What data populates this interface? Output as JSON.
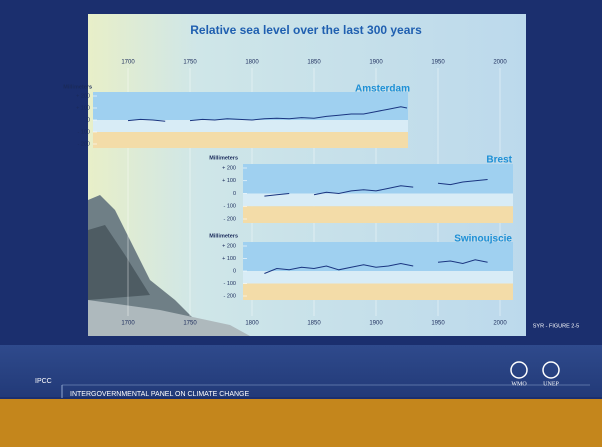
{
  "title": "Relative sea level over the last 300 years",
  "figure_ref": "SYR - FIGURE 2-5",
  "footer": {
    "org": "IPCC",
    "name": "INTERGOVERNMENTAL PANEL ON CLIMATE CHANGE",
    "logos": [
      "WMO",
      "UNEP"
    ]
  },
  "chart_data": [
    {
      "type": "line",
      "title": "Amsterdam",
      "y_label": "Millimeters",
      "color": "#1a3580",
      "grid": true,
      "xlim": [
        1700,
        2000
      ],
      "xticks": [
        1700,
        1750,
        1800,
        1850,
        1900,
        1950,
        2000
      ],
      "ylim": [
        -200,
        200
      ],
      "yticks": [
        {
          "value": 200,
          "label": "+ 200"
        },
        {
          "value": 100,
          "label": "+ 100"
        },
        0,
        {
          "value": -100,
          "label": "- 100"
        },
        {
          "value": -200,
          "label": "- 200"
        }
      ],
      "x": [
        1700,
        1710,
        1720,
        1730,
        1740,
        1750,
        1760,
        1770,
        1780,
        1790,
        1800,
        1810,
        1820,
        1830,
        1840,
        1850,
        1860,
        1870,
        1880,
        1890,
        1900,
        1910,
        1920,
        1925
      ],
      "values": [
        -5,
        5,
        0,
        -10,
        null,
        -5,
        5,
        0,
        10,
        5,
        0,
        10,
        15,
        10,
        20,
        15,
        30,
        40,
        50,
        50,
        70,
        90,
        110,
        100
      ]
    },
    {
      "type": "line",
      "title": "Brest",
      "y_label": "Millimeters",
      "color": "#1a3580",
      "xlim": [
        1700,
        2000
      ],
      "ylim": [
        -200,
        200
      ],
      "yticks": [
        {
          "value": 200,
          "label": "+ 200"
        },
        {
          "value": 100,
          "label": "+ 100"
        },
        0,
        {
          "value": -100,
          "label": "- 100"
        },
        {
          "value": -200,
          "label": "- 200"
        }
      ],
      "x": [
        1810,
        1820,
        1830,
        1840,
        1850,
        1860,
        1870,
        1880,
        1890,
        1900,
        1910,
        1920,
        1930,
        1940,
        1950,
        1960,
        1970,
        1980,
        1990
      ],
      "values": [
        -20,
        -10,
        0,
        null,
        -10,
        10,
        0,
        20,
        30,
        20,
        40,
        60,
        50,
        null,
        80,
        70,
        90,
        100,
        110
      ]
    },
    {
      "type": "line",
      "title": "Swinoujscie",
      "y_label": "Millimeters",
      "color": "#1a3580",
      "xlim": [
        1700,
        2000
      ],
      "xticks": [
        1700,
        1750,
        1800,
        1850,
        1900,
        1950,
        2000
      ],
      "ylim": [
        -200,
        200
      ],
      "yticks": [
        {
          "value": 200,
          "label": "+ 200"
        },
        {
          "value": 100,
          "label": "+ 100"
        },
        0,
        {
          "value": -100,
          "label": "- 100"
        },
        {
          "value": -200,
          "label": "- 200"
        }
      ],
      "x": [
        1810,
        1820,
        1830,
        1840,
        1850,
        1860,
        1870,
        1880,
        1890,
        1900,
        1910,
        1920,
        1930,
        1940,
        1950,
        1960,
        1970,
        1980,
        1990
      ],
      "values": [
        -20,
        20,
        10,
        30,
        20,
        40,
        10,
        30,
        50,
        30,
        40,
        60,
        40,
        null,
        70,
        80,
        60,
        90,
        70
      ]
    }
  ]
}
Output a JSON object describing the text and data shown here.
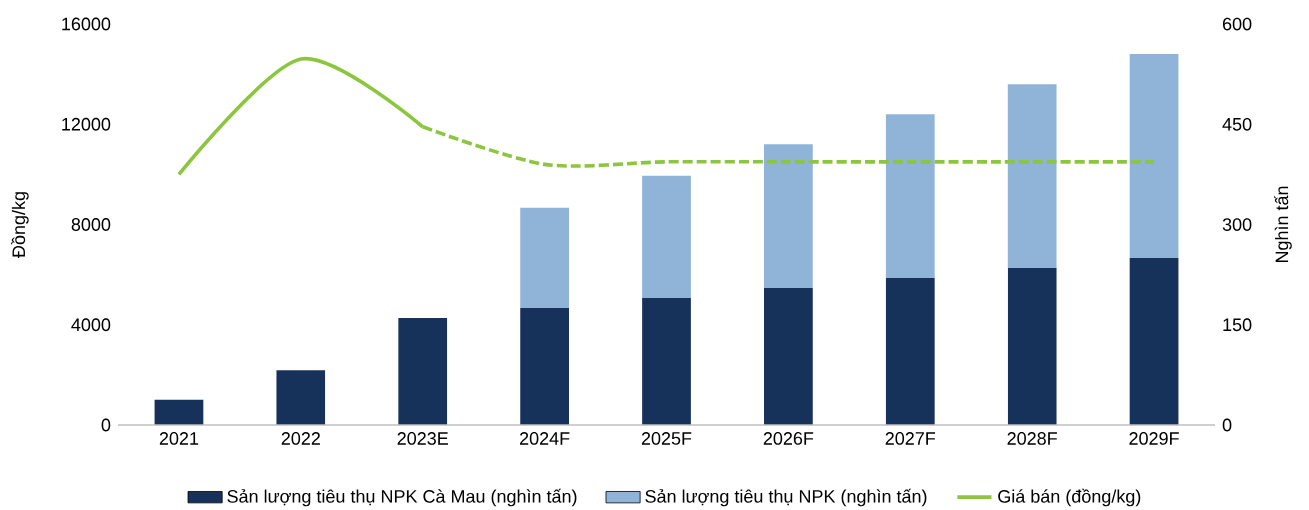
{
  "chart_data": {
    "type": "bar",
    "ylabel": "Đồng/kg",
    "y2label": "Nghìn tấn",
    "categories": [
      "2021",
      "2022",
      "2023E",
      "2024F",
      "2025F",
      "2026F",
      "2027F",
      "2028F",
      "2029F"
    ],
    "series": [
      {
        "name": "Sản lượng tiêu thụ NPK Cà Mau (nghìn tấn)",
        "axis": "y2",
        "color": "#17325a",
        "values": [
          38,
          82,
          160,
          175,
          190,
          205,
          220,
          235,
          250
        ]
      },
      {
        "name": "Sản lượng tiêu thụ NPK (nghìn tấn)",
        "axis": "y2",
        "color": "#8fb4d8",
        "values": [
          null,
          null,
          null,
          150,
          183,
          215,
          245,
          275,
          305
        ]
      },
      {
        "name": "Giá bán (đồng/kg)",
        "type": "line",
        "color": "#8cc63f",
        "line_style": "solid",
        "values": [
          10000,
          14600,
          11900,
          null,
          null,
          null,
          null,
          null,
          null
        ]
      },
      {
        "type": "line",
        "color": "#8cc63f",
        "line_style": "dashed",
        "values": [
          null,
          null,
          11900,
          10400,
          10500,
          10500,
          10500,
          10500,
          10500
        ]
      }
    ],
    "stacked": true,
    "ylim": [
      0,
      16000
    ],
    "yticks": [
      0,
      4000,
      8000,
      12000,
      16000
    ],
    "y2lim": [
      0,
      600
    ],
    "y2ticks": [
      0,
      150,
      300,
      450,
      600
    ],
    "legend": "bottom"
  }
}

◆ PROMPT
Repeat the material above in full and unchanged, minus its images.

◆ ANSWER
What data populates this interface? Output as JSON.
{
  "title": "Relative sea level over the last 300 years",
  "figure_ref": "SYR - FIGURE 2-5",
  "footer": {
    "org": "IPCC",
    "name": "INTERGOVERNMENTAL PANEL ON CLIMATE CHANGE",
    "logos": [
      "WMO",
      "UNEP"
    ]
  },
  "chart_data": [
    {
      "type": "line",
      "title": "Amsterdam",
      "y_label": "Millimeters",
      "color": "#1a3580",
      "grid": true,
      "xlim": [
        1700,
        2000
      ],
      "xticks": [
        1700,
        1750,
        1800,
        1850,
        1900,
        1950,
        2000
      ],
      "ylim": [
        -200,
        200
      ],
      "yticks": [
        {
          "value": 200,
          "label": "+ 200"
        },
        {
          "value": 100,
          "label": "+ 100"
        },
        0,
        {
          "value": -100,
          "label": "- 100"
        },
        {
          "value": -200,
          "label": "- 200"
        }
      ],
      "x": [
        1700,
        1710,
        1720,
        1730,
        1740,
        1750,
        1760,
        1770,
        1780,
        1790,
        1800,
        1810,
        1820,
        1830,
        1840,
        1850,
        1860,
        1870,
        1880,
        1890,
        1900,
        1910,
        1920,
        1925
      ],
      "values": [
        -5,
        5,
        0,
        -10,
        null,
        -5,
        5,
        0,
        10,
        5,
        0,
        10,
        15,
        10,
        20,
        15,
        30,
        40,
        50,
        50,
        70,
        90,
        110,
        100
      ]
    },
    {
      "type": "line",
      "title": "Brest",
      "y_label": "Millimeters",
      "color": "#1a3580",
      "xlim": [
        1700,
        2000
      ],
      "ylim": [
        -200,
        200
      ],
      "yticks": [
        {
          "value": 200,
          "label": "+ 200"
        },
        {
          "value": 100,
          "label": "+ 100"
        },
        0,
        {
          "value": -100,
          "label": "- 100"
        },
        {
          "value": -200,
          "label": "- 200"
        }
      ],
      "x": [
        1810,
        1820,
        1830,
        1840,
        1850,
        1860,
        1870,
        1880,
        1890,
        1900,
        1910,
        1920,
        1930,
        1940,
        1950,
        1960,
        1970,
        1980,
        1990
      ],
      "values": [
        -20,
        -10,
        0,
        null,
        -10,
        10,
        0,
        20,
        30,
        20,
        40,
        60,
        50,
        null,
        80,
        70,
        90,
        100,
        110
      ]
    },
    {
      "type": "line",
      "title": "Swinoujscie",
      "y_label": "Millimeters",
      "color": "#1a3580",
      "xlim": [
        1700,
        2000
      ],
      "xticks": [
        1700,
        1750,
        1800,
        1850,
        1900,
        1950,
        2000
      ],
      "ylim": [
        -200,
        200
      ],
      "yticks": [
        {
          "value": 200,
          "label": "+ 200"
        },
        {
          "value": 100,
          "label": "+ 100"
        },
        0,
        {
          "value": -100,
          "label": "- 100"
        },
        {
          "value": -200,
          "label": "- 200"
        }
      ],
      "x": [
        1810,
        1820,
        1830,
        1840,
        1850,
        1860,
        1870,
        1880,
        1890,
        1900,
        1910,
        1920,
        1930,
        1940,
        1950,
        1960,
        1970,
        1980,
        1990
      ],
      "values": [
        -20,
        20,
        10,
        30,
        20,
        40,
        10,
        30,
        50,
        30,
        40,
        60,
        40,
        null,
        70,
        80,
        60,
        90,
        70
      ]
    }
  ]
}
Output a JSON object describing the text and data shown here.
{
  "chart_data": {
    "type": "bar",
    "ylabel": "Đồng/kg",
    "y2label": "Nghìn tấn",
    "categories": [
      "2021",
      "2022",
      "2023E",
      "2024F",
      "2025F",
      "2026F",
      "2027F",
      "2028F",
      "2029F"
    ],
    "series": [
      {
        "name": "Sản lượng tiêu thụ NPK Cà Mau (nghìn tấn)",
        "axis": "y2",
        "color": "#17325a",
        "values": [
          38,
          82,
          160,
          175,
          190,
          205,
          220,
          235,
          250
        ]
      },
      {
        "name": "Sản lượng tiêu thụ NPK (nghìn tấn)",
        "axis": "y2",
        "color": "#8fb4d8",
        "values": [
          null,
          null,
          null,
          150,
          183,
          215,
          245,
          275,
          305
        ]
      },
      {
        "name": "Giá bán (đồng/kg)",
        "type": "line",
        "color": "#8cc63f",
        "line_style": "solid",
        "values": [
          10000,
          14600,
          11900,
          null,
          null,
          null,
          null,
          null,
          null
        ]
      },
      {
        "type": "line",
        "color": "#8cc63f",
        "line_style": "dashed",
        "values": [
          null,
          null,
          11900,
          10400,
          10500,
          10500,
          10500,
          10500,
          10500
        ]
      }
    ],
    "stacked": true,
    "ylim": [
      0,
      16000
    ],
    "yticks": [
      0,
      4000,
      8000,
      12000,
      16000
    ],
    "y2lim": [
      0,
      600
    ],
    "y2ticks": [
      0,
      150,
      300,
      450,
      600
    ],
    "legend": "bottom"
  }
}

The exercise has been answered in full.